==== Фрагмент страницы

Продолжая работу по расшифровке и переписке объяснений, я также перед каждой ночью начиняла результатами своей работы ножку столика, а законченные главы относила А. Н. Потресову, который передавал их в какую-то надежную квартиру. Так поступила я и с последним свертком переписанного, опустошив столик. Через пару дней мы должны были уехать с матерью на рождественские праздники в Москву, к остальной части семьи. Накануне или в день отъезда ко мне пришла А. М. Калмыкова и сообщила об аресте Потресова. Но программу, сказала она, он успел передать в верное хранилище. Помнится, что я говорила о столике Александре Михайловне2. Но куда он попал и дальнейшая судьба его мне неизвестна. Правда, он дал уже трещину от торопливо ввертываемой пуговицы и нуждался в ремонте.

Большим неудобством хранилища этой конструкции было то, что для вкладывания в него рукописей приходилось всякий раз переворачивать столик ножкой кверху. И вот муж мой надумал другую конструкцию, которая была осуществлена в шахматном столике. Тут приходилось вынимать только один ящичек, и дело шло так быстро, что иногда мы вкладывали кое-что уже после ночного звонка, возвещавшего о прибытии «гостей». Но обычно, не дожидаясь ночи, очищали при помощи столика квартиру. И постоянно в потайном ящике что-нибудь да хранилось.

Этот столик выдержал еще более длительный экзамен. С 1902 года, когда были арестованы в Москве Марк Тимофеевич и Мария Ильинична, до февраля 1917 года, когда была арестована перед самой революцией я, ни разу, ни при одном из всех обысков, которым подвергалась наша семья, столик не выдал себя. Нас спрашивали иногда о содержимом его ящичков, мы приносили ключи и, как бы для проформы порывшись в наполнявших их разноцветных шахматах, ящики задвигали вновь и переходили к столам, содержавшим книги и бумаги.

Не раз было, что столик выручал нас от серьезных последствий. И он, можно сказать, спас меня и сестру Марию Ильиничну от каторги в Киеве в 1904 году, когда в его потайном ящике хранился весь архив ЦК, выбранного на II съезде партии в 1902 году. Никаких данных против нас, кроме шпионских показаний, не оказалось, и мы были освобождены через полгода до окончания дела.

Последней перед революцией зимой 16–17 года у меня было на Широкой улице три обыска. Столик не вызвал, как и раньше, ни малейшего подозрения, сохраняя и революционные листки местного происхождения, и номера заграничной газеты «Социал-демократ», и переписанные с химических чернил письма Ильича ко мне, к некоторым товарищам, в ЦК и в ПК партии, и черновики ответных ему писем. Переписка шла у нас с Ильичем без перерывов до самой революции.

Поистине столик заслужил себе пенсию!

========

• [Задания к упражнению]
**A.** Выпишите из фрагмента страницы отрезок от слов «Не раз было, что» до слов «заслужил себе пенсию!» включительно.
**B.** Ответьте кратко на вопросы по фрагменту страницы.
(i) В каком городе в 1904 году столик помог избежать каторги?
(ii) Сколько обысков было на Широкой улице зимой 16–17 года?
(iii) Что приходилось вынимать из шахматного столика, чтобы вложить рукописи?

==== Строки данных

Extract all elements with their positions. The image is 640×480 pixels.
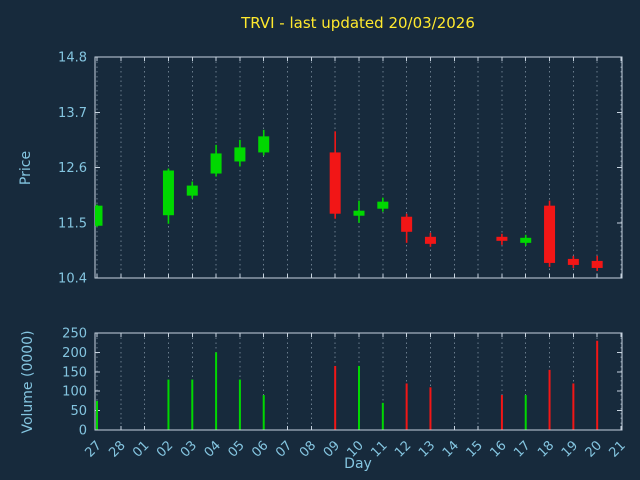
candle-body-09	[329, 152, 341, 214]
x-axis-label: Day	[344, 456, 372, 472]
candle-body-05	[234, 147, 246, 162]
candle-body-19	[567, 258, 579, 265]
day-tick-label: 09	[321, 438, 343, 460]
candle-body-17	[520, 237, 532, 243]
price-panel-border	[94, 56, 623, 279]
candle-body-10	[353, 210, 365, 216]
candle-body-11	[377, 201, 389, 209]
candle-body-13	[424, 236, 436, 244]
day-tick-label: 28	[106, 438, 128, 460]
day-tick-label: 20	[583, 438, 605, 460]
day-tick-label: 27	[83, 438, 105, 460]
volume-tick-label: 100	[62, 385, 87, 400]
day-tick-label: 15	[464, 438, 486, 460]
candle-body-12	[401, 216, 413, 232]
day-tick-label: 08	[297, 438, 319, 460]
price-tick-label: 11.5	[58, 216, 87, 231]
candle-body-06	[258, 136, 270, 153]
candle-body-04	[210, 153, 222, 174]
candles-layer	[95, 129, 603, 271]
price-tick-label: 13.7	[58, 106, 87, 121]
day-tick-label: 03	[178, 438, 200, 460]
volume-panel-border	[94, 332, 623, 431]
candle-body-20	[591, 260, 603, 268]
day-tick-label: 02	[154, 438, 176, 460]
day-tick-label: 01	[130, 438, 152, 460]
volume-tick-label: 200	[62, 346, 87, 361]
day-tick-label: 13	[416, 438, 438, 460]
volume-tick-label: 50	[70, 404, 87, 419]
day-tick-label: 06	[249, 438, 271, 460]
volume-tick-label: 250	[62, 327, 87, 342]
day-tick-label: 16	[487, 438, 509, 460]
volume-tick-label: 150	[62, 365, 87, 380]
price-axis-label: Price	[18, 151, 34, 185]
price-tick-label: 14.8	[58, 51, 87, 66]
candle-body-03	[186, 185, 198, 196]
chart-title: TRVI - last updated 20/03/2026	[240, 14, 475, 32]
day-tick-label: 19	[559, 438, 581, 460]
day-tick-label: 14	[440, 438, 462, 460]
price-tick-label: 10.4	[58, 272, 87, 287]
volume-layer	[96, 340, 599, 430]
day-tick-label: 05	[225, 438, 247, 460]
day-tick-label: 21	[607, 438, 629, 460]
price-tick-label: 12.6	[58, 161, 87, 176]
day-tick-label: 12	[392, 438, 414, 460]
candle-body-02	[162, 170, 174, 216]
day-tick-label: 18	[535, 438, 557, 460]
volume-tick-label: 0	[79, 424, 87, 439]
day-tick-label: 07	[273, 438, 295, 460]
day-tick-label: 17	[511, 438, 533, 460]
candle-body-16	[496, 236, 508, 241]
candle-body-27	[95, 205, 103, 226]
volume-axis-label: Volume (0000)	[20, 330, 36, 433]
candle-body-18	[544, 205, 556, 263]
day-tick-label: 04	[202, 438, 224, 460]
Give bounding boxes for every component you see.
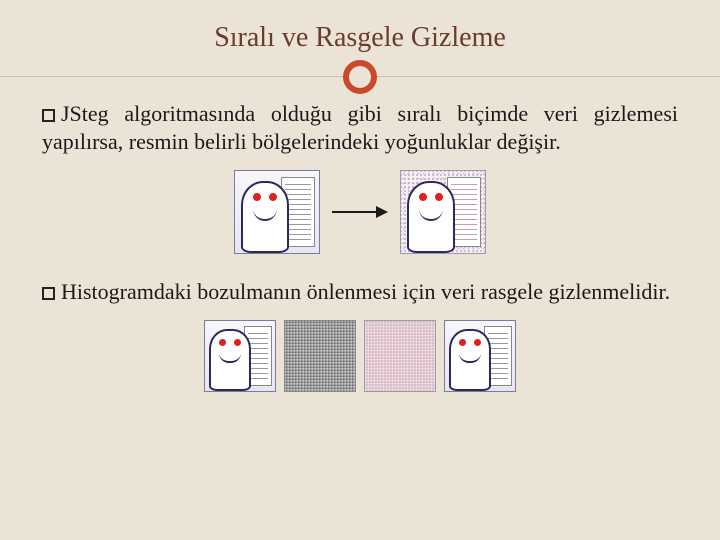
arrow-right-icon xyxy=(332,204,388,220)
panel-ghost-clean xyxy=(234,170,320,254)
slide-title: Sıralı ve Rasgele Gizleme xyxy=(0,0,720,58)
panel-noise-pink xyxy=(364,320,436,392)
bullet-square-icon xyxy=(42,109,55,122)
panel-noise-gray xyxy=(284,320,356,392)
p1-rest: algoritmasında olduğu gibi sıralı biçimd… xyxy=(42,101,678,154)
ghost-icon xyxy=(241,181,289,253)
panel-ghost-clean-small-2 xyxy=(444,320,516,392)
image-row-1 xyxy=(42,170,678,254)
accent-circle-icon xyxy=(343,60,377,94)
paragraph-1: JSteg algoritmasında olduğu gibi sıralı … xyxy=(42,100,678,156)
bullet-square-icon xyxy=(42,287,55,300)
p2-rest: bozulmanın önlenmesi için veri rasgele g… xyxy=(192,279,670,304)
p1-bold: JSteg xyxy=(61,101,109,126)
panel-ghost-noisy xyxy=(400,170,486,254)
paragraph-2: Histogramdaki bozulmanın önlenmesi için … xyxy=(42,278,678,306)
slide-body: JSteg algoritmasında olduğu gibi sıralı … xyxy=(0,98,720,392)
panel-ghost-clean-small xyxy=(204,320,276,392)
ghost-icon xyxy=(209,329,251,391)
title-divider xyxy=(0,58,720,98)
image-row-2 xyxy=(42,320,678,392)
slide-container: Sıralı ve Rasgele Gizleme JSteg algoritm… xyxy=(0,0,720,540)
ghost-icon xyxy=(449,329,491,391)
p2-bold: Histogramdaki xyxy=(61,279,192,304)
ghost-icon xyxy=(407,181,455,253)
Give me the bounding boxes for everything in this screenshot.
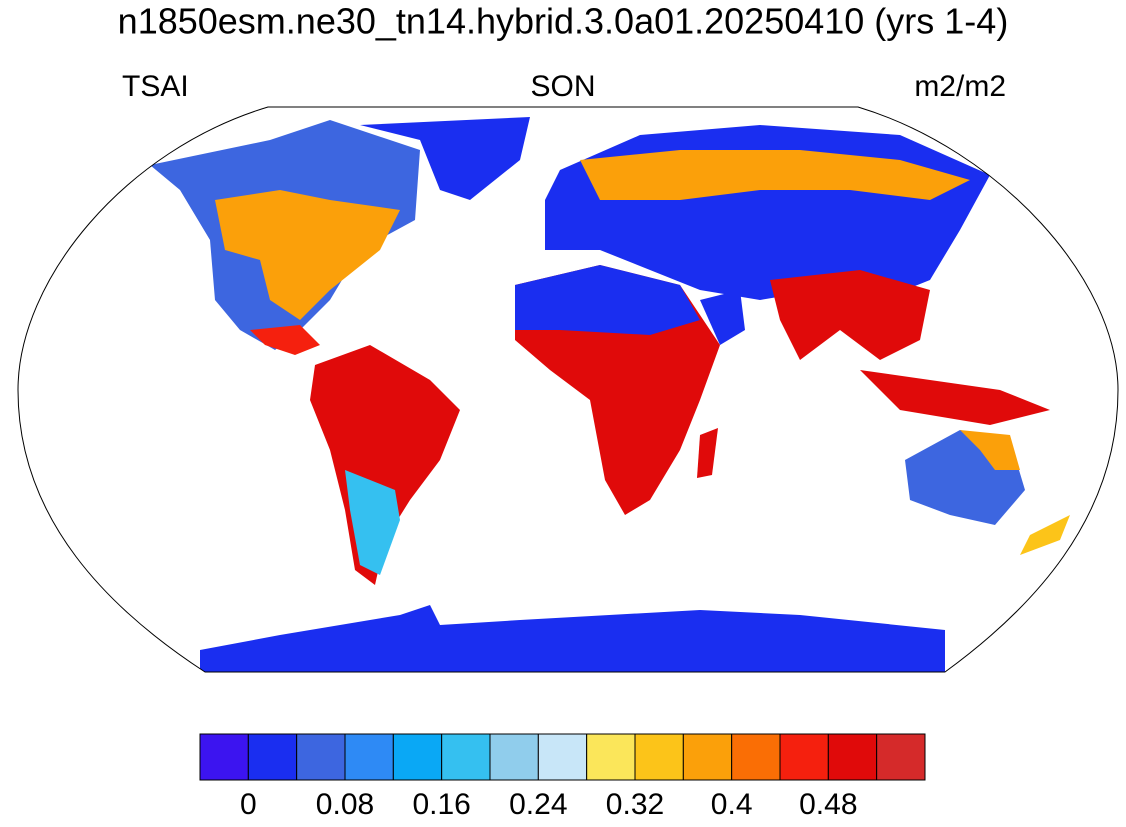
antarctica [200,605,945,672]
colorbar-box [199,733,249,781]
colorbar-box [827,733,878,781]
colorbar: 0 0.08 0.16 0.24 0.32 0.4 0.48 [199,733,926,821]
colorbar-box [682,733,733,781]
colorbar-label: 0.32 [606,788,664,821]
colorbar-box [392,733,443,781]
australia-north [960,430,1020,470]
colorbar-box [876,733,926,781]
colorbar-box [489,733,539,781]
greenland [360,117,530,200]
colorbar-label: 0.4 [711,788,753,821]
colorbar-box [537,733,588,781]
title: n1850esm.ne30_tn14.hybrid.3.0a01.2025041… [118,1,1009,42]
colorbar-box [779,733,829,781]
south-america [310,345,460,585]
colorbar-box [586,733,636,781]
season-label: SON [530,70,595,103]
colorbar-box [296,733,346,781]
south-america-south [345,470,400,575]
colorbar-box [344,733,394,781]
madagascar [697,428,718,478]
map-outline [17,106,1119,673]
colorbar-box [441,733,491,781]
variable-label: TSAI [122,70,189,103]
colorbar-label: 0 [240,788,257,821]
colorbar-box [247,733,298,781]
maritime-asia [860,370,1050,425]
new-zealand [1020,515,1070,555]
boreal-band [580,150,970,200]
arabia [700,290,745,345]
north-america-band [215,190,400,320]
colorbar-label: 0.08 [316,788,374,821]
colorbar-label: 0.16 [412,788,470,821]
sahara [515,265,700,335]
colorbar-box [634,733,684,781]
units-label: m2/m2 [914,70,1006,103]
map [150,117,1070,672]
south-asia [770,270,930,360]
colorbar-label: 0.24 [509,788,567,821]
colorbar-box [731,733,781,781]
central-america [250,325,320,355]
colorbar-label: 0.48 [799,788,857,821]
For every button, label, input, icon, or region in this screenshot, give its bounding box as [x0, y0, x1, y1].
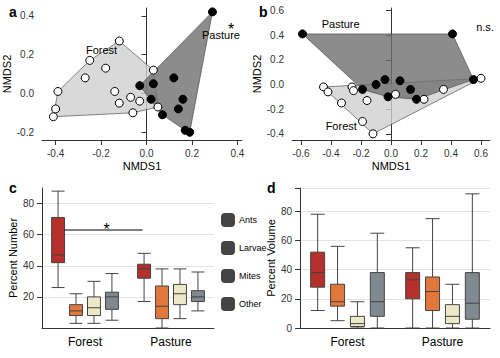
- svg-text:0.4: 0.4: [444, 148, 458, 159]
- svg-text:Percent Volume: Percent Volume: [265, 219, 277, 297]
- svg-text:-0.2: -0.2: [267, 104, 285, 115]
- svg-text:0.0: 0.0: [20, 88, 34, 99]
- svg-text:NMDS1: NMDS1: [123, 160, 162, 172]
- svg-text:0.0: 0.0: [384, 148, 398, 159]
- svg-text:Other: Other: [239, 299, 262, 309]
- svg-text:-0.6: -0.6: [292, 148, 310, 159]
- svg-text:60: 60: [281, 235, 293, 246]
- svg-text:Pasture: Pasture: [422, 335, 464, 349]
- svg-text:Forest: Forest: [326, 120, 357, 132]
- svg-text:Forest: Forest: [330, 335, 365, 349]
- svg-text:Pasture: Pasture: [202, 28, 240, 41]
- svg-text:*: *: [228, 21, 234, 38]
- svg-text:80: 80: [23, 198, 35, 209]
- svg-text:20: 20: [23, 291, 35, 302]
- svg-text:Forest: Forest: [68, 335, 103, 349]
- svg-text:0.2: 0.2: [20, 49, 34, 60]
- svg-text:Percent Number: Percent Number: [7, 218, 19, 298]
- svg-text:-0.2: -0.2: [17, 127, 35, 138]
- svg-text:20: 20: [281, 293, 293, 304]
- svg-text:60: 60: [23, 229, 35, 240]
- svg-text:-0.2: -0.2: [352, 148, 370, 159]
- svg-text:NMDS2: NMDS2: [1, 55, 13, 94]
- svg-text:Pasture: Pasture: [322, 18, 360, 30]
- svg-text:-0.4: -0.4: [322, 148, 340, 159]
- svg-text:NMDS1: NMDS1: [372, 160, 411, 172]
- svg-text:n.s.: n.s.: [476, 21, 494, 33]
- svg-text:-0.2: -0.2: [92, 148, 110, 159]
- svg-text:0.0: 0.0: [270, 79, 284, 90]
- svg-text:d: d: [267, 180, 276, 196]
- svg-text:0.2: 0.2: [414, 148, 428, 159]
- svg-text:c: c: [9, 180, 17, 196]
- svg-text:0.6: 0.6: [270, 5, 284, 16]
- svg-text:Ants: Ants: [239, 215, 258, 225]
- svg-text:b: b: [259, 4, 268, 20]
- svg-text:0.0: 0.0: [140, 148, 154, 159]
- svg-text:80: 80: [281, 206, 293, 217]
- svg-text:NMDS2: NMDS2: [251, 55, 263, 94]
- svg-text:-0.4: -0.4: [47, 148, 65, 159]
- svg-text:0.2: 0.2: [270, 54, 284, 65]
- svg-text:-0.4: -0.4: [267, 128, 285, 139]
- svg-text:0: 0: [286, 323, 292, 334]
- svg-text:0.4: 0.4: [20, 10, 34, 21]
- svg-text:Mites: Mites: [239, 271, 261, 281]
- svg-text:40: 40: [281, 264, 293, 275]
- svg-text:a: a: [9, 4, 17, 20]
- svg-text:Forest: Forest: [86, 44, 117, 56]
- svg-text:Larvae: Larvae: [239, 243, 267, 253]
- svg-text:40: 40: [23, 260, 35, 271]
- svg-text:0.2: 0.2: [185, 148, 199, 159]
- svg-text:*: *: [104, 221, 110, 238]
- svg-text:0.4: 0.4: [231, 148, 245, 159]
- svg-text:0.6: 0.6: [474, 148, 488, 159]
- svg-text:0.4: 0.4: [270, 30, 284, 41]
- svg-text:Pasture: Pasture: [150, 335, 192, 349]
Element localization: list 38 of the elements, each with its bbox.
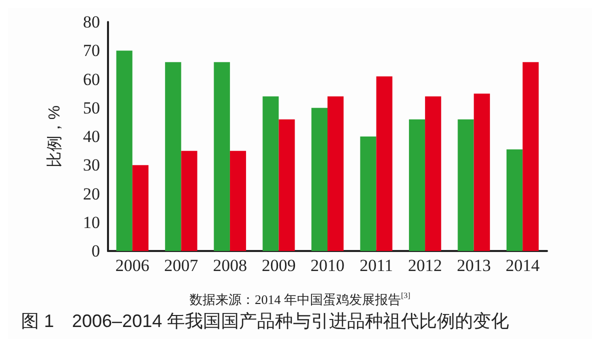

========

• [Ответы по порядку]
**A.**
Не раз было, что столик выручал нас от серьезных последствий. И он, можно сказать, спас меня и сестру Марию Ильиничну от каторги в Киеве в 1904 году, когда в его потайном ящике хранился весь архив ЦК, выбранного на II съезде партии в 1902 году. Никаких данных против нас, кроме шпионских показаний, не оказалось, и мы были освобождены через полгода до окончания дела.

Последней перед революцией зимой 16–17 года у меня было на Широкой улице три обыска. Столик не вызвал, как и раньше, ни малейшего подозрения, сохраняя и революционные листки местного происхождения, и номера заграничной газеты «Социал-демократ», и переписанные с химических чернил письма Ильича ко мне, к некоторым товарищам, в ЦК и в ПК партии, и черновики ответных ему писем. Переписка шла у нас с Ильичем без перерывов до самой революции.

Поистине столик заслужил себе пенсию!

**B.**
(i) В Киеве.
(ii) Три.
(iii) Только один ящичек.